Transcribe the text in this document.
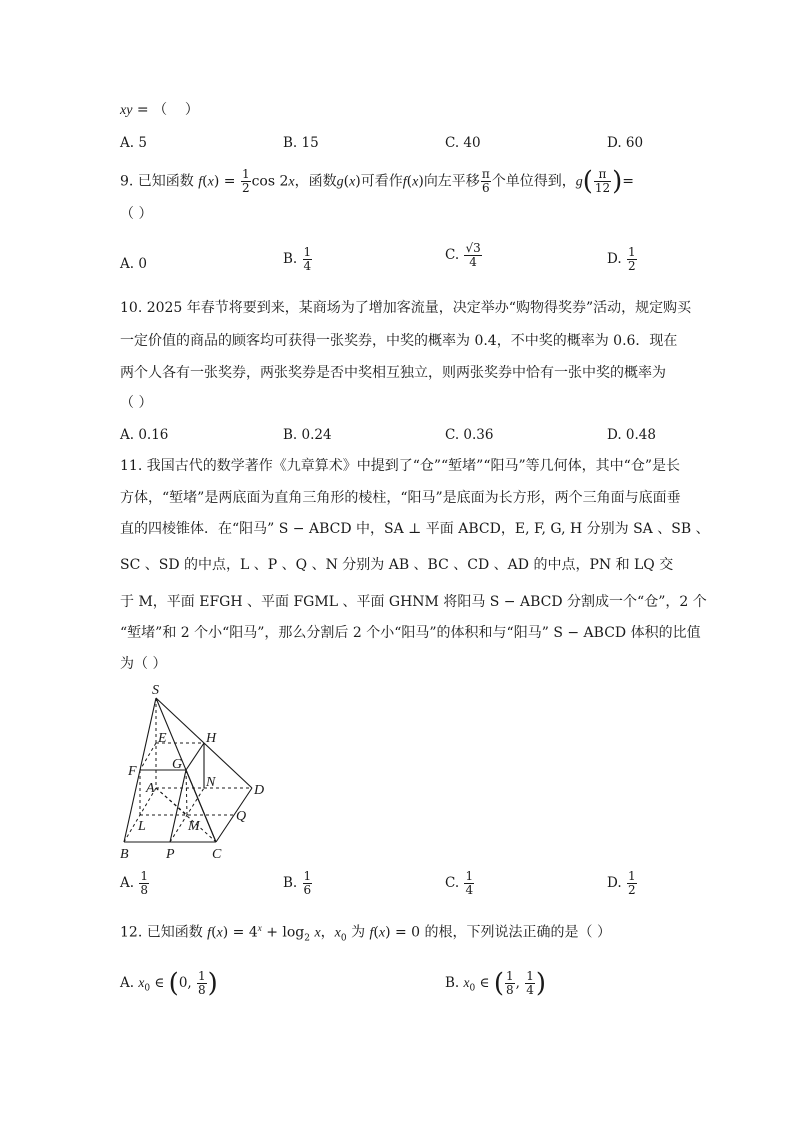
xy = （    ）
A. 5	B. 15	C. 40	D. 60
9. 已知函数 $f(x) = \frac{1}{2}$ cos 2x，函数g(x)可看作f(x)向左平移 $\frac{\pi}{6}$ 个单位得到，$g( \frac{\pi}{12}$ )=
（ ）
A. 0	B. $\frac{1}{4}$	C. $\frac{√3}{4}$	D. $\frac{1}{2}$
10. 2025 年春节将要到来，某商场为了增加客流量，决定举办“购物得奖券”活动，规定购买
一定价值的商品的顾客均可获得一张奖券，中奖的概率为 0.4，不中奖的概率为 0.6．现在
两个人各有一张奖券，两张奖券是否中奖相互独立，则两张奖券中恰有一张中奖的概率为
（ ）
A. 0.16	B. 0.24	C. 0.36	D. 0.48
11. 我国古代的数学著作《九章算术》中提到了“仓”“堑堵”“阳马”等几何体，其中“仓”是长
方体，“堑堵”是两底面为直角三角形的棱柱，“阳马”是底面为长方形，两个三角面与底面垂
直的四棱锥体．在“阳马” S − ABCD 中，SA ⊥ 平面 ABCD，E, F, G, H 分别为 SA 、SB 、
SC 、SD 的中点，L 、P 、Q 、N 分别为 AB 、BC 、CD 、AD 的中点，PN 和 LQ 交
于 M，平面 EFGH 、平面 FGML 、平面 GHNM 将阳马 S − ABCD 分割成一个“仓”，2 个
“堑堵”和 2 个小“阳马”，那么分割后 2 个小“阳马”的体积和与“阳马” S − ABCD 体积的比值
为（ ）
S
E	H
F	G
N
A	D
L	M
Q
B	P	C
A. $\frac{1}{8}$	B. $\frac{1}{6}$	C. $\frac{1}{4}$	D. $\frac{1}{2}$
12. 已知函数 $f(x) = 4^x + \log_2 x$，$x_0$ 为 f(x) = 0 的根，下列说法正确的是（ ）
A. $x_0$ ∈ (0, $\frac{1}{8}$ )	B. $x_0$ ∈ ( $\frac{1}{8}$ , $\frac{1}{4}$ )
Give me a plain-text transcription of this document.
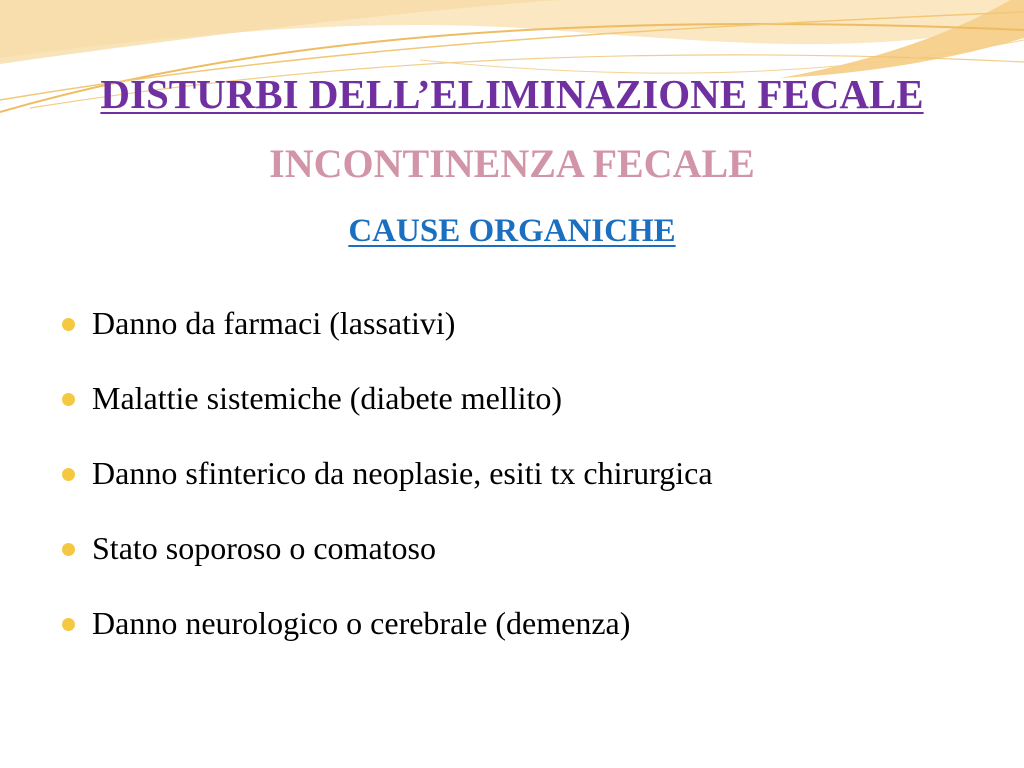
DISTURBI DELL’ELIMINAZIONE FECALE
INCONTINENZA FECALE
CAUSE ORGANICHE
Danno da farmaci (lassativi)
Malattie sistemiche (diabete mellito)
Danno sfinterico da neoplasie, esiti tx chirurgica
Stato soporoso o comatoso
Danno neurologico o cerebrale (demenza)
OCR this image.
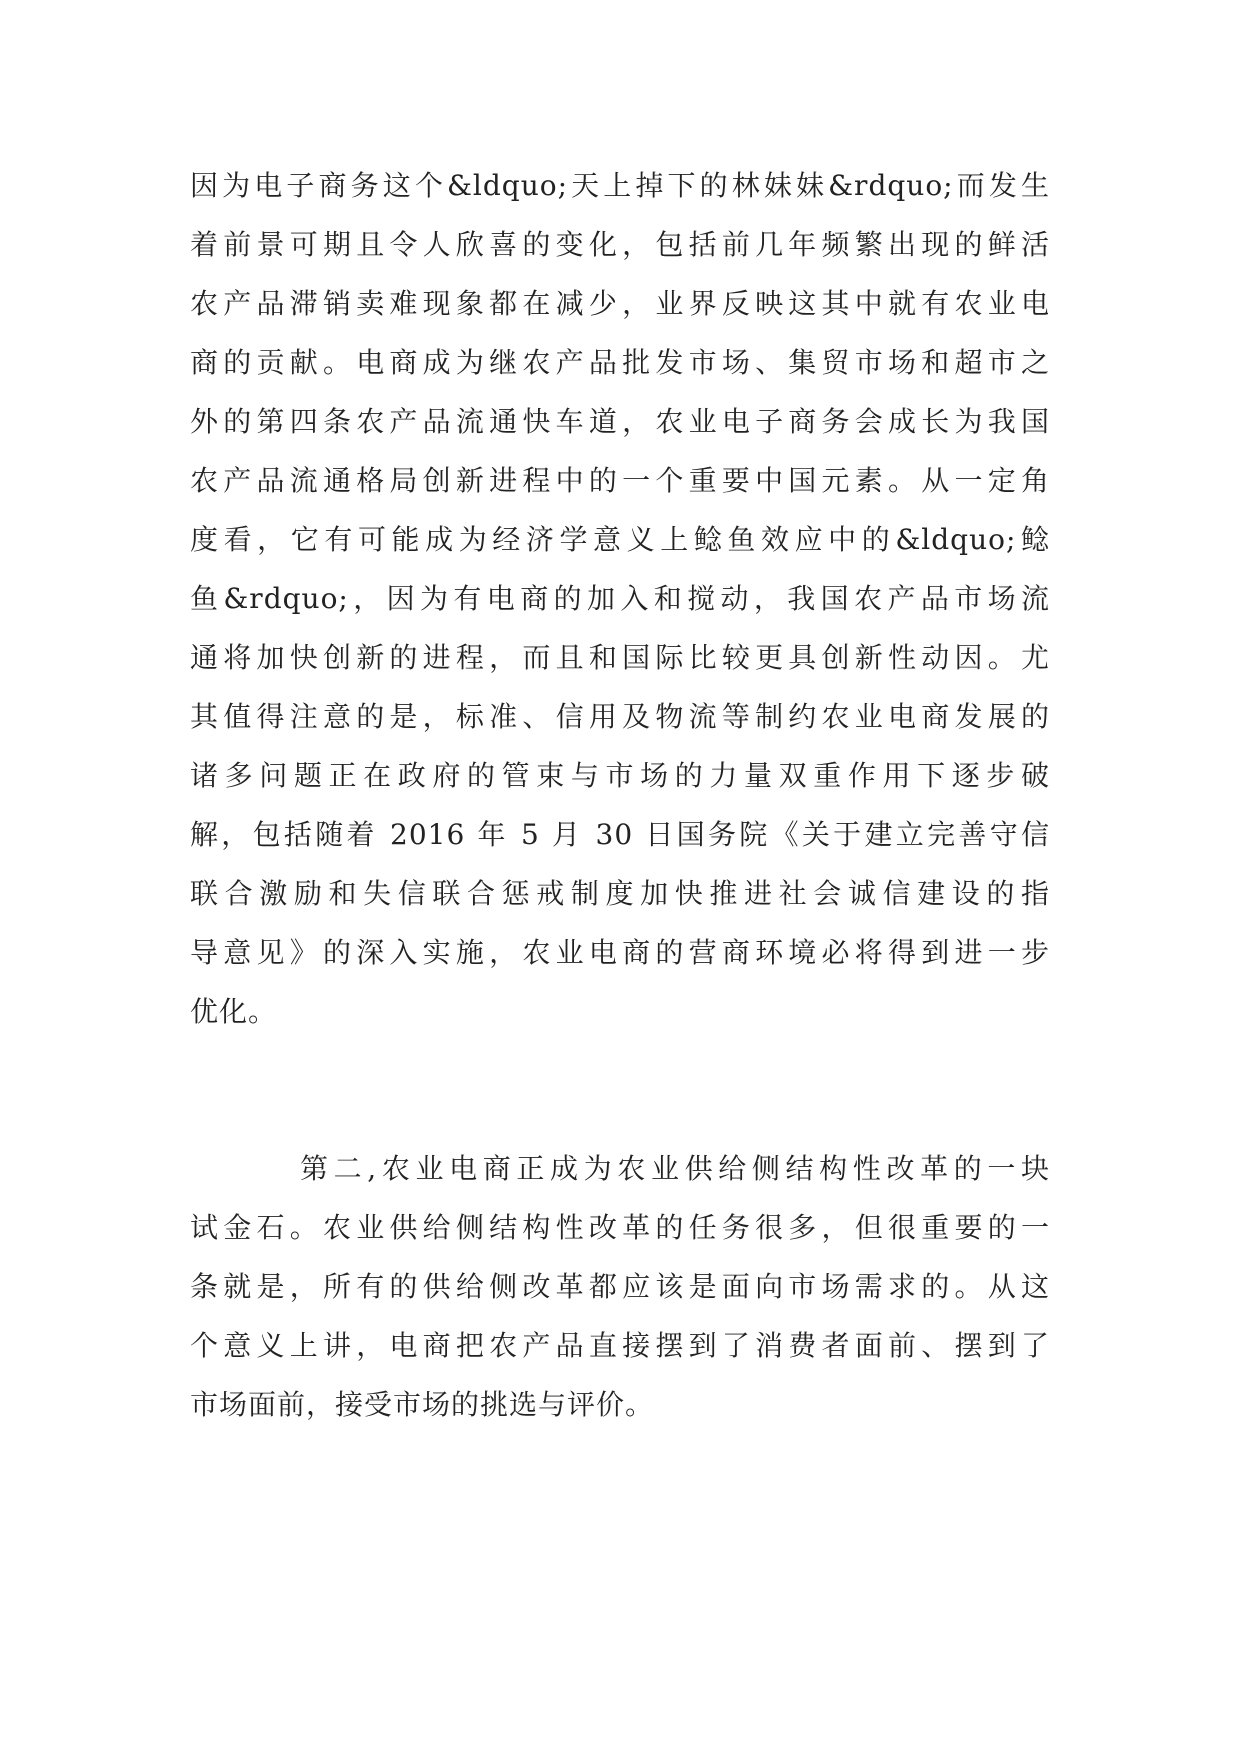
因为电子商务这个&ldquo;天上掉下的林妹妹&rdquo;而发生
着前景可期且令人欣喜的变化，包括前几年频繁出现的鲜活
农产品滞销卖难现象都在减少，业界反映这其中就有农业电
商的贡献。电商成为继农产品批发市场、集贸市场和超市之
外的第四条农产品流通快车道，农业电子商务会成长为我国
农产品流通格局创新进程中的一个重要中国元素。从一定角
度看，它有可能成为经济学意义上鲶鱼效应中的&ldquo;鲶
鱼&rdquo;，因为有电商的加入和搅动，我国农产品市场流
通将加快创新的进程，而且和国际比较更具创新性动因。尤
其值得注意的是，标准、信用及物流等制约农业电商发展的
诸多问题正在政府的管束与市场的力量双重作用下逐步破
解，包括随着 2016 年 5 月 30 日国务院《关于建立完善守信
联合激励和失信联合惩戒制度加快推进社会诚信建设的指
导意见》的深入实施，农业电商的营商环境必将得到进一步
优化。
第二,农业电商正成为农业供给侧结构性改革的一块
试金石。农业供给侧结构性改革的任务很多，但很重要的一
条就是，所有的供给侧改革都应该是面向市场需求的。从这
个意义上讲，电商把农产品直接摆到了消费者面前、摆到了
市场面前，接受市场的挑选与评价。
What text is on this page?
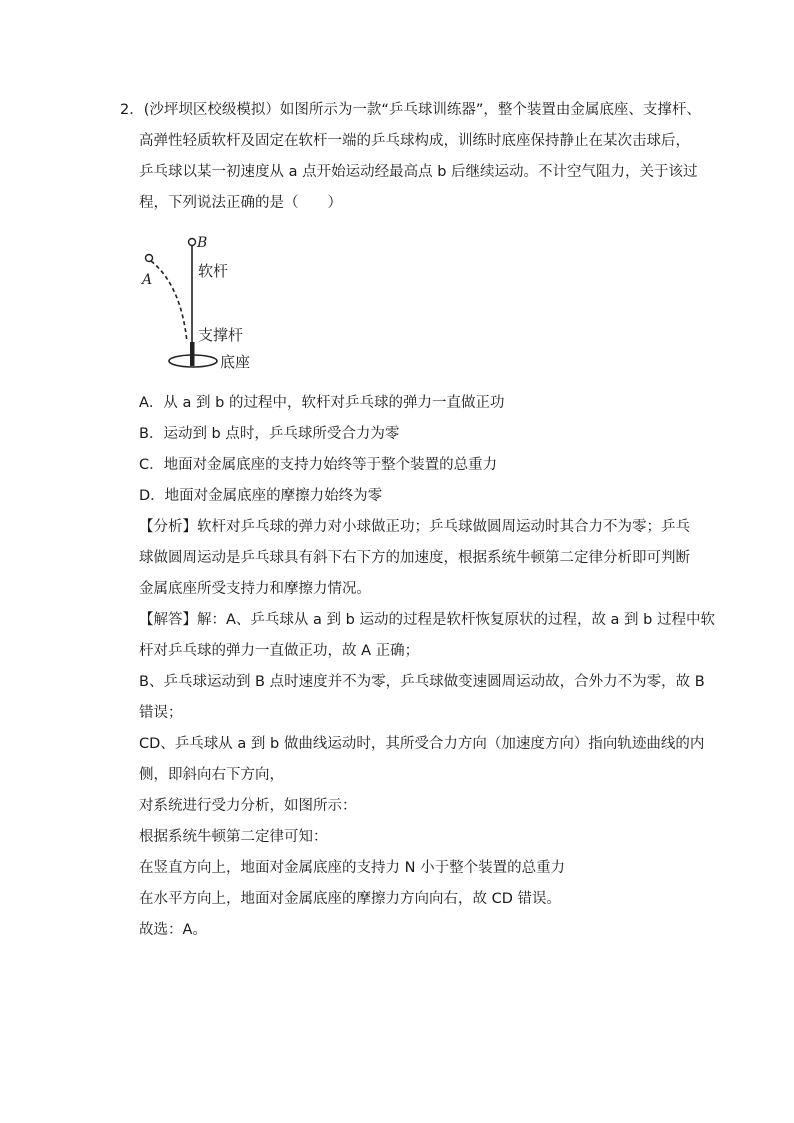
2．(沙坪坝区校级模拟）如图所示为一款“乒乓球训练器”，整个装置由金属底座、支撑杆、
高弹性轻质软杆及固定在软杆一端的乒乓球构成，训练时底座保持静止在某次击球后，
乒乓球以某一初速度从 a 点开始运动经最高点 b 后继续运动。不计空气阻力，关于该过
程，下列说法正确的是（　　）
B
A	软杆
支撑杆
底座
A．从 a 到 b 的过程中，软杆对乒乓球的弹力一直做正功
B．运动到 b 点时，乒乓球所受合力为零
C．地面对金属底座的支持力始终等于整个装置的总重力
D．地面对金属底座的摩擦力始终为零
【分析】软杆对乒乓球的弹力对小球做正功；乒乓球做圆周运动时其合力不为零；乒乓
球做圆周运动是乒乓球具有斜下右下方的加速度，根据系统牛顿第二定律分析即可判断
金属底座所受支持力和摩擦力情况。
【解答】解：A、乒乓球从 a 到 b 运动的过程是软杆恢复原状的过程，故 a 到 b 过程中软
杆对乒乓球的弹力一直做正功，故 A 正确；
B、乒乓球运动到 B 点时速度并不为零，乒乓球做变速圆周运动故，合外力不为零，故 B
错误；
CD、乒乓球从 a 到 b 做曲线运动时，其所受合力方向（加速度方向）指向轨迹曲线的内
侧，即斜向右下方向，
对系统进行受力分析，如图所示：
根据系统牛顿第二定律可知：
在竖直方向上，地面对金属底座的支持力 N 小于整个装置的总重力
在水平方向上，地面对金属底座的摩擦力方向向右，故 CD 错误。
故选：A。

# # # # # # #

▶ **EXERCISE DIRECTIONS**
Reproduce the listing exactly. Leave its pictures out.

▶ **ANSWER BELOW**
Transcribe the text in this document.
xy = （    ）
A. 5	B. 15	C. 40	D. 60
9. 已知函数 $f(x) = \frac{1}{2}$ cos 2x，函数g(x)可看作f(x)向左平移 $\frac{\pi}{6}$ 个单位得到，$g( \frac{\pi}{12}$ )=
（ ）
A. 0	B. $\frac{1}{4}$	C. $\frac{√3}{4}$	D. $\frac{1}{2}$
10. 2025 年春节将要到来，某商场为了增加客流量，决定举办“购物得奖券”活动，规定购买
一定价值的商品的顾客均可获得一张奖券，中奖的概率为 0.4，不中奖的概率为 0.6．现在
两个人各有一张奖券，两张奖券是否中奖相互独立，则两张奖券中恰有一张中奖的概率为
（ ）
A. 0.16	B. 0.24	C. 0.36	D. 0.48
11. 我国古代的数学著作《九章算术》中提到了“仓”“堑堵”“阳马”等几何体，其中“仓”是长
方体，“堑堵”是两底面为直角三角形的棱柱，“阳马”是底面为长方形，两个三角面与底面垂
直的四棱锥体．在“阳马” S − ABCD 中，SA ⊥ 平面 ABCD，E, F, G, H 分别为 SA 、SB 、
SC 、SD 的中点，L 、P 、Q 、N 分别为 AB 、BC 、CD 、AD 的中点，PN 和 LQ 交
于 M，平面 EFGH 、平面 FGML 、平面 GHNM 将阳马 S − ABCD 分割成一个“仓”，2 个
“堑堵”和 2 个小“阳马”，那么分割后 2 个小“阳马”的体积和与“阳马” S − ABCD 体积的比值
为（ ）
S
E	H
F	G
N
A	D
L	M
Q
B	P	C
A. $\frac{1}{8}$	B. $\frac{1}{6}$	C. $\frac{1}{4}$	D. $\frac{1}{2}$
12. 已知函数 $f(x) = 4^x + \log_2 x$，$x_0$ 为 f(x) = 0 的根，下列说法正确的是（ ）
A. $x_0$ ∈ (0, $\frac{1}{8}$ )	B. $x_0$ ∈ ( $\frac{1}{8}$ , $\frac{1}{4}$ )
Give me a plain-text transcription of this document.
DISTURBI DELL’ELIMINAZIONE FECALE
INCONTINENZA FECALE
CAUSE ORGANICHE
Danno da farmaci (lassativi)
Malattie sistemiche (diabete mellito)
Danno sfinterico da neoplasie, esiti tx chirurgica
Stato soporoso o comatoso
Danno neurologico o cerebrale (demenza)
OCR this image.
因为电子商务这个&ldquo;天上掉下的林妹妹&rdquo;而发生
着前景可期且令人欣喜的变化，包括前几年频繁出现的鲜活
农产品滞销卖难现象都在减少，业界反映这其中就有农业电
商的贡献。电商成为继农产品批发市场、集贸市场和超市之
外的第四条农产品流通快车道，农业电子商务会成长为我国
农产品流通格局创新进程中的一个重要中国元素。从一定角
度看，它有可能成为经济学意义上鲶鱼效应中的&ldquo;鲶
鱼&rdquo;，因为有电商的加入和搅动，我国农产品市场流
通将加快创新的进程，而且和国际比较更具创新性动因。尤
其值得注意的是，标准、信用及物流等制约农业电商发展的
诸多问题正在政府的管束与市场的力量双重作用下逐步破
解，包括随着 2016 年 5 月 30 日国务院《关于建立完善守信
联合激励和失信联合惩戒制度加快推进社会诚信建设的指
导意见》的深入实施，农业电商的营商环境必将得到进一步
优化。
第二,农业电商正成为农业供给侧结构性改革的一块
试金石。农业供给侧结构性改革的任务很多，但很重要的一
条就是，所有的供给侧改革都应该是面向市场需求的。从这
个意义上讲，电商把农产品直接摆到了消费者面前、摆到了
市场面前，接受市场的挑选与评价。
What text is on this page?
2．(沙坪坝区校级模拟）如图所示为一款“乒乓球训练器”，整个装置由金属底座、支撑杆、
高弹性轻质软杆及固定在软杆一端的乒乓球构成，训练时底座保持静止在某次击球后，
乒乓球以某一初速度从 a 点开始运动经最高点 b 后继续运动。不计空气阻力，关于该过
程，下列说法正确的是（　　）
B
A	软杆
支撑杆
底座
A．从 a 到 b 的过程中，软杆对乒乓球的弹力一直做正功
B．运动到 b 点时，乒乓球所受合力为零
C．地面对金属底座的支持力始终等于整个装置的总重力
D．地面对金属底座的摩擦力始终为零
【分析】软杆对乒乓球的弹力对小球做正功；乒乓球做圆周运动时其合力不为零；乒乓
球做圆周运动是乒乓球具有斜下右下方的加速度，根据系统牛顿第二定律分析即可判断
金属底座所受支持力和摩擦力情况。
【解答】解：A、乒乓球从 a 到 b 运动的过程是软杆恢复原状的过程，故 a 到 b 过程中软
杆对乒乓球的弹力一直做正功，故 A 正确；
B、乒乓球运动到 B 点时速度并不为零，乒乓球做变速圆周运动故，合外力不为零，故 B
错误；
CD、乒乓球从 a 到 b 做曲线运动时，其所受合力方向（加速度方向）指向轨迹曲线的内
侧，即斜向右下方向，
对系统进行受力分析，如图所示：
根据系统牛顿第二定律可知：
在竖直方向上，地面对金属底座的支持力 N 小于整个装置的总重力
在水平方向上，地面对金属底座的摩擦力方向向右，故 CD 错误。
故选：A。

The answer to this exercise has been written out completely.